- **EXTRACTED DATA**
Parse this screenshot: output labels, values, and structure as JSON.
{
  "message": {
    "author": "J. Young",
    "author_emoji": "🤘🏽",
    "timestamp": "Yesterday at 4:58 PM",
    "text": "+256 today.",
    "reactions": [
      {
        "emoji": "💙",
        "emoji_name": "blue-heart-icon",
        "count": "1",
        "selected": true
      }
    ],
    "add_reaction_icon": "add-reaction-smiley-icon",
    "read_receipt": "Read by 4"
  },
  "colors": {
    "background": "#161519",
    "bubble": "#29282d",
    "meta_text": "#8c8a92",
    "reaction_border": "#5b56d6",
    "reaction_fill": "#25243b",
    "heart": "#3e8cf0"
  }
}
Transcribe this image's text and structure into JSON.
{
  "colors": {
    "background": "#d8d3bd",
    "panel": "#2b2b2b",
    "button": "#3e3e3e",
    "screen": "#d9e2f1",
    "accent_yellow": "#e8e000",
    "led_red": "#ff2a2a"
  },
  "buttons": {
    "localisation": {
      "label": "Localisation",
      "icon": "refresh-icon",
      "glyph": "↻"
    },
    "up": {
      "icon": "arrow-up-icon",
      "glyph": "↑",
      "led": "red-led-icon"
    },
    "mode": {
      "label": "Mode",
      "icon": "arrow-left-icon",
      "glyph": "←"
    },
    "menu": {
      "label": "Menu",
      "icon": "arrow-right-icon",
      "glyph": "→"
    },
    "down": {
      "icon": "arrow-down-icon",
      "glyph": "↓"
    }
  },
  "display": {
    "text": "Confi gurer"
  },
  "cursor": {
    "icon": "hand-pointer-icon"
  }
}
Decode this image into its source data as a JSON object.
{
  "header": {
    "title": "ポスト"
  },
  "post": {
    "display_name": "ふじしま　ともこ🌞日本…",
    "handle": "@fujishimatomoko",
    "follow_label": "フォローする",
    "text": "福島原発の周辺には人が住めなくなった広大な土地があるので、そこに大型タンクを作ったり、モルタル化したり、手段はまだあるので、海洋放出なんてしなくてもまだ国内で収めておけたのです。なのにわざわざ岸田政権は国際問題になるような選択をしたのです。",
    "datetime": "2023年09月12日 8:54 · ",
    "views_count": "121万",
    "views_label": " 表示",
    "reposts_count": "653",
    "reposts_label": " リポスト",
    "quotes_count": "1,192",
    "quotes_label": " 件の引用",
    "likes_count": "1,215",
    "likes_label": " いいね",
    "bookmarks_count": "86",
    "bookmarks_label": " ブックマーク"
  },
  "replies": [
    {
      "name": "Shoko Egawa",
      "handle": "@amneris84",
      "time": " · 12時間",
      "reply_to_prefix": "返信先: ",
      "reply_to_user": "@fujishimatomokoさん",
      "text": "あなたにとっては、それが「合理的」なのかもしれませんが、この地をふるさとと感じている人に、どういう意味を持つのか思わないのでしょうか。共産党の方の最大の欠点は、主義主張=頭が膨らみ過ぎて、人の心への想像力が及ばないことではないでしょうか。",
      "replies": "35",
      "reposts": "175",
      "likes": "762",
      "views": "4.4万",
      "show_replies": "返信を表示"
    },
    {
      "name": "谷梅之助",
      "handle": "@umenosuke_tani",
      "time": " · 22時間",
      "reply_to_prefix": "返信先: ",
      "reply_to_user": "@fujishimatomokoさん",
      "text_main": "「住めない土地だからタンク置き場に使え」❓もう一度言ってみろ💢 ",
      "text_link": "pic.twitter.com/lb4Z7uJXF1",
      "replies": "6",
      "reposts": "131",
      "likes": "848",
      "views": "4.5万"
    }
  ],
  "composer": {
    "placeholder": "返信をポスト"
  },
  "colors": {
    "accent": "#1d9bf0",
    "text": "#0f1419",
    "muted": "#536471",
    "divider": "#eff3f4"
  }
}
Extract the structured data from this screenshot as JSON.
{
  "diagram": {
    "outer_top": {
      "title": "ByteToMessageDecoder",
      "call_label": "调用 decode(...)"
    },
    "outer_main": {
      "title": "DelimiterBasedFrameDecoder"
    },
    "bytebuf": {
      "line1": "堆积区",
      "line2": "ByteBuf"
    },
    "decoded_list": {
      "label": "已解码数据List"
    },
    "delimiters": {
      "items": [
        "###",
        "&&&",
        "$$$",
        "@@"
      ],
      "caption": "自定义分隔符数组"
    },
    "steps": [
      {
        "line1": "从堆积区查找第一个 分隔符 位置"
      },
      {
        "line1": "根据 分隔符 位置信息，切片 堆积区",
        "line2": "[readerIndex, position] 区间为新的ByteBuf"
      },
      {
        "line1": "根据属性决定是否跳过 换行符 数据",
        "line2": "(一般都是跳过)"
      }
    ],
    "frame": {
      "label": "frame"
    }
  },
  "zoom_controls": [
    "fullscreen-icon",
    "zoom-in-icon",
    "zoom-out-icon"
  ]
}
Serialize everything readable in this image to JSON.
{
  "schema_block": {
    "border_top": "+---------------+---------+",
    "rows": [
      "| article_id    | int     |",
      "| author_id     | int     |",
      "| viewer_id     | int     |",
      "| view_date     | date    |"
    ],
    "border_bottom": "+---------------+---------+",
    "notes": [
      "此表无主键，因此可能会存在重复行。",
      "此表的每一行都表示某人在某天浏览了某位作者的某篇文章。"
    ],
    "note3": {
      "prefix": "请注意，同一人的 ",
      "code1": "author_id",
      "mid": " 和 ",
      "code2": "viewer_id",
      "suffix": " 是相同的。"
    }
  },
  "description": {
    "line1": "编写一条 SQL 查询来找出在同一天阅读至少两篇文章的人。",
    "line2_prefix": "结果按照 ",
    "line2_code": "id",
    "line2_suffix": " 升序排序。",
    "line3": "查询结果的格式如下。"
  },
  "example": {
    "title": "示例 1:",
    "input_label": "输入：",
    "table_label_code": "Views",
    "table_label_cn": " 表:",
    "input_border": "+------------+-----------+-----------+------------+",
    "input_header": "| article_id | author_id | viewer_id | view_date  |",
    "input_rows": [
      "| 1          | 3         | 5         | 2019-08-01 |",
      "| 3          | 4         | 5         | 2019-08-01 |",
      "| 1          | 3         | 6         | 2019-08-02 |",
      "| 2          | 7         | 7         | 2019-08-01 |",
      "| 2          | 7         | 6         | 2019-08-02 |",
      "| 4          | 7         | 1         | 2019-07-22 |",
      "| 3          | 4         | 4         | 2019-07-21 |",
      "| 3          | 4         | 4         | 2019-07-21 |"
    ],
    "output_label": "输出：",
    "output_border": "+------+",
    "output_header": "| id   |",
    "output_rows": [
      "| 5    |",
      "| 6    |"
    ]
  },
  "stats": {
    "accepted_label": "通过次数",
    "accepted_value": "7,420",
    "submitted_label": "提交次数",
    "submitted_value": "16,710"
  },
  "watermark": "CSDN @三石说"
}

- **GOAL OF THE EXERCISE**
Repeat the material above in full, exactly as it stands.

- **CORRECT RESULT**
Parse this screenshot: output labels, values, and structure as JSON.
{
  "message": {
    "author": "J. Young",
    "author_emoji": "🤘🏽",
    "timestamp": "Yesterday at 4:58 PM",
    "text": "+256 today.",
    "reactions": [
      {
        "emoji": "💙",
        "emoji_name": "blue-heart-icon",
        "count": "1",
        "selected": true
      }
    ],
    "add_reaction_icon": "add-reaction-smiley-icon",
    "read_receipt": "Read by 4"
  },
  "colors": {
    "background": "#161519",
    "bubble": "#29282d",
    "meta_text": "#8c8a92",
    "reaction_border": "#5b56d6",
    "reaction_fill": "#25243b",
    "heart": "#3e8cf0"
  }
}
Transcribe this image's text and structure into JSON.
{
  "colors": {
    "background": "#d8d3bd",
    "panel": "#2b2b2b",
    "button": "#3e3e3e",
    "screen": "#d9e2f1",
    "accent_yellow": "#e8e000",
    "led_red": "#ff2a2a"
  },
  "buttons": {
    "localisation": {
      "label": "Localisation",
      "icon": "refresh-icon",
      "glyph": "↻"
    },
    "up": {
      "icon": "arrow-up-icon",
      "glyph": "↑",
      "led": "red-led-icon"
    },
    "mode": {
      "label": "Mode",
      "icon": "arrow-left-icon",
      "glyph": "←"
    },
    "menu": {
      "label": "Menu",
      "icon": "arrow-right-icon",
      "glyph": "→"
    },
    "down": {
      "icon": "arrow-down-icon",
      "glyph": "↓"
    }
  },
  "display": {
    "text": "Confi gurer"
  },
  "cursor": {
    "icon": "hand-pointer-icon"
  }
}
Decode this image into its source data as a JSON object.
{
  "header": {
    "title": "ポスト"
  },
  "post": {
    "display_name": "ふじしま　ともこ🌞日本…",
    "handle": "@fujishimatomoko",
    "follow_label": "フォローする",
    "text": "福島原発の周辺には人が住めなくなった広大な土地があるので、そこに大型タンクを作ったり、モルタル化したり、手段はまだあるので、海洋放出なんてしなくてもまだ国内で収めておけたのです。なのにわざわざ岸田政権は国際問題になるような選択をしたのです。",
    "datetime": "2023年09月12日 8:54 · ",
    "views_count": "121万",
    "views_label": " 表示",
    "reposts_count": "653",
    "reposts_label": " リポスト",
    "quotes_count": "1,192",
    "quotes_label": " 件の引用",
    "likes_count": "1,215",
    "likes_label": " いいね",
    "bookmarks_count": "86",
    "bookmarks_label": " ブックマーク"
  },
  "replies": [
    {
      "name": "Shoko Egawa",
      "handle": "@amneris84",
      "time": " · 12時間",
      "reply_to_prefix": "返信先: ",
      "reply_to_user": "@fujishimatomokoさん",
      "text": "あなたにとっては、それが「合理的」なのかもしれませんが、この地をふるさとと感じている人に、どういう意味を持つのか思わないのでしょうか。共産党の方の最大の欠点は、主義主張=頭が膨らみ過ぎて、人の心への想像力が及ばないことではないでしょうか。",
      "replies": "35",
      "reposts": "175",
      "likes": "762",
      "views": "4.4万",
      "show_replies": "返信を表示"
    },
    {
      "name": "谷梅之助",
      "handle": "@umenosuke_tani",
      "time": " · 22時間",
      "reply_to_prefix": "返信先: ",
      "reply_to_user": "@fujishimatomokoさん",
      "text_main": "「住めない土地だからタンク置き場に使え」❓もう一度言ってみろ💢 ",
      "text_link": "pic.twitter.com/lb4Z7uJXF1",
      "replies": "6",
      "reposts": "131",
      "likes": "848",
      "views": "4.5万"
    }
  ],
  "composer": {
    "placeholder": "返信をポスト"
  },
  "colors": {
    "accent": "#1d9bf0",
    "text": "#0f1419",
    "muted": "#536471",
    "divider": "#eff3f4"
  }
}
Extract the structured data from this screenshot as JSON.
{
  "diagram": {
    "outer_top": {
      "title": "ByteToMessageDecoder",
      "call_label": "调用 decode(...)"
    },
    "outer_main": {
      "title": "DelimiterBasedFrameDecoder"
    },
    "bytebuf": {
      "line1": "堆积区",
      "line2": "ByteBuf"
    },
    "decoded_list": {
      "label": "已解码数据List"
    },
    "delimiters": {
      "items": [
        "###",
        "&&&",
        "$$$",
        "@@"
      ],
      "caption": "自定义分隔符数组"
    },
    "steps": [
      {
        "line1": "从堆积区查找第一个 分隔符 位置"
      },
      {
        "line1": "根据 分隔符 位置信息，切片 堆积区",
        "line2": "[readerIndex, position] 区间为新的ByteBuf"
      },
      {
        "line1": "根据属性决定是否跳过 换行符 数据",
        "line2": "(一般都是跳过)"
      }
    ],
    "frame": {
      "label": "frame"
    }
  },
  "zoom_controls": [
    "fullscreen-icon",
    "zoom-in-icon",
    "zoom-out-icon"
  ]
}
Serialize everything readable in this image to JSON.
{
  "schema_block": {
    "border_top": "+---------------+---------+",
    "rows": [
      "| article_id    | int     |",
      "| author_id     | int     |",
      "| viewer_id     | int     |",
      "| view_date     | date    |"
    ],
    "border_bottom": "+---------------+---------+",
    "notes": [
      "此表无主键，因此可能会存在重复行。",
      "此表的每一行都表示某人在某天浏览了某位作者的某篇文章。"
    ],
    "note3": {
      "prefix": "请注意，同一人的 ",
      "code1": "author_id",
      "mid": " 和 ",
      "code2": "viewer_id",
      "suffix": " 是相同的。"
    }
  },
  "description": {
    "line1": "编写一条 SQL 查询来找出在同一天阅读至少两篇文章的人。",
    "line2_prefix": "结果按照 ",
    "line2_code": "id",
    "line2_suffix": " 升序排序。",
    "line3": "查询结果的格式如下。"
  },
  "example": {
    "title": "示例 1:",
    "input_label": "输入：",
    "table_label_code": "Views",
    "table_label_cn": " 表:",
    "input_border": "+------------+-----------+-----------+------------+",
    "input_header": "| article_id | author_id | viewer_id | view_date  |",
    "input_rows": [
      "| 1          | 3         | 5         | 2019-08-01 |",
      "| 3          | 4         | 5         | 2019-08-01 |",
      "| 1          | 3         | 6         | 2019-08-02 |",
      "| 2          | 7         | 7         | 2019-08-01 |",
      "| 2          | 7         | 6         | 2019-08-02 |",
      "| 4          | 7         | 1         | 2019-07-22 |",
      "| 3          | 4         | 4         | 2019-07-21 |",
      "| 3          | 4         | 4         | 2019-07-21 |"
    ],
    "output_label": "输出：",
    "output_border": "+------+",
    "output_header": "| id   |",
    "output_rows": [
      "| 5    |",
      "| 6    |"
    ]
  },
  "stats": {
    "accepted_label": "通过次数",
    "accepted_value": "7,420",
    "submitted_label": "提交次数",
    "submitted_value": "16,710"
  },
  "watermark": "CSDN @三石说"
}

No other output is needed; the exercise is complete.